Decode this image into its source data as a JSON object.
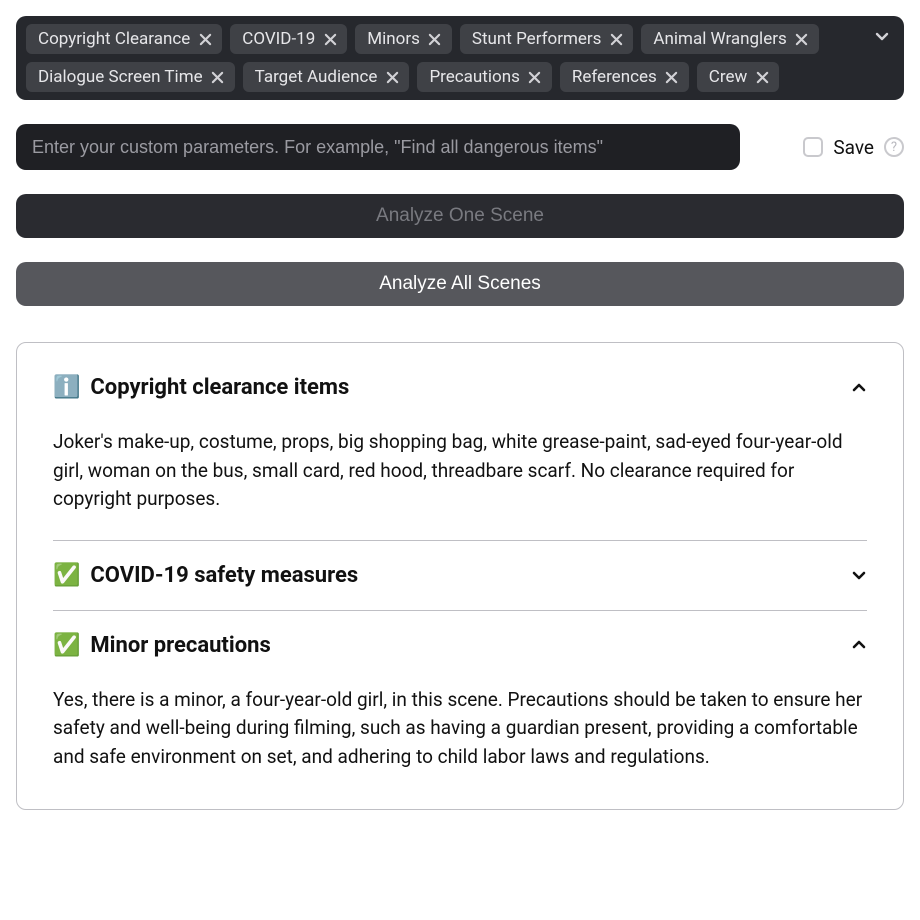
{
  "tags": [
    "Copyright Clearance",
    "COVID-19",
    "Minors",
    "Stunt Performers",
    "Animal Wranglers",
    "Dialogue Screen Time",
    "Target Audience",
    "Precautions",
    "References",
    "Crew"
  ],
  "input": {
    "placeholder": "Enter your custom parameters. For example, \"Find all dangerous items\""
  },
  "save": {
    "label": "Save",
    "help": "?"
  },
  "buttons": {
    "analyze_one": "Analyze One Scene",
    "analyze_all": "Analyze All Scenes"
  },
  "results": [
    {
      "status": "ℹ️",
      "title": "Copyright clearance items",
      "expanded": true,
      "body": "Joker's make-up, costume, props, big shopping bag, white grease-paint, sad-eyed four-year-old girl, woman on the bus, small card, red hood, threadbare scarf. No clearance required for copyright purposes."
    },
    {
      "status": "✅",
      "title": "COVID-19 safety measures",
      "expanded": false,
      "body": ""
    },
    {
      "status": "✅",
      "title": "Minor precautions",
      "expanded": true,
      "body": "Yes, there is a minor, a four-year-old girl, in this scene. Precautions should be taken to ensure her safety and well-being during filming, such as having a guardian present, providing a comfortable and safe environment on set, and adhering to child labor laws and regulations."
    }
  ]
}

◆ Set problem:
Print all entries exactly. The images do not belong in the copy.

◆ Answer to the problem:
Decode this image into its source data as a JSON object.
{
  "tags": [
    "Copyright Clearance",
    "COVID-19",
    "Minors",
    "Stunt Performers",
    "Animal Wranglers",
    "Dialogue Screen Time",
    "Target Audience",
    "Precautions",
    "References",
    "Crew"
  ],
  "input": {
    "placeholder": "Enter your custom parameters. For example, \"Find all dangerous items\""
  },
  "save": {
    "label": "Save",
    "help": "?"
  },
  "buttons": {
    "analyze_one": "Analyze One Scene",
    "analyze_all": "Analyze All Scenes"
  },
  "results": [
    {
      "status": "ℹ️",
      "title": "Copyright clearance items",
      "expanded": true,
      "body": "Joker's make-up, costume, props, big shopping bag, white grease-paint, sad-eyed four-year-old girl, woman on the bus, small card, red hood, threadbare scarf. No clearance required for copyright purposes."
    },
    {
      "status": "✅",
      "title": "COVID-19 safety measures",
      "expanded": false,
      "body": ""
    },
    {
      "status": "✅",
      "title": "Minor precautions",
      "expanded": true,
      "body": "Yes, there is a minor, a four-year-old girl, in this scene. Precautions should be taken to ensure her safety and well-being during filming, such as having a guardian present, providing a comfortable and safe environment on set, and adhering to child labor laws and regulations."
    }
  ]
}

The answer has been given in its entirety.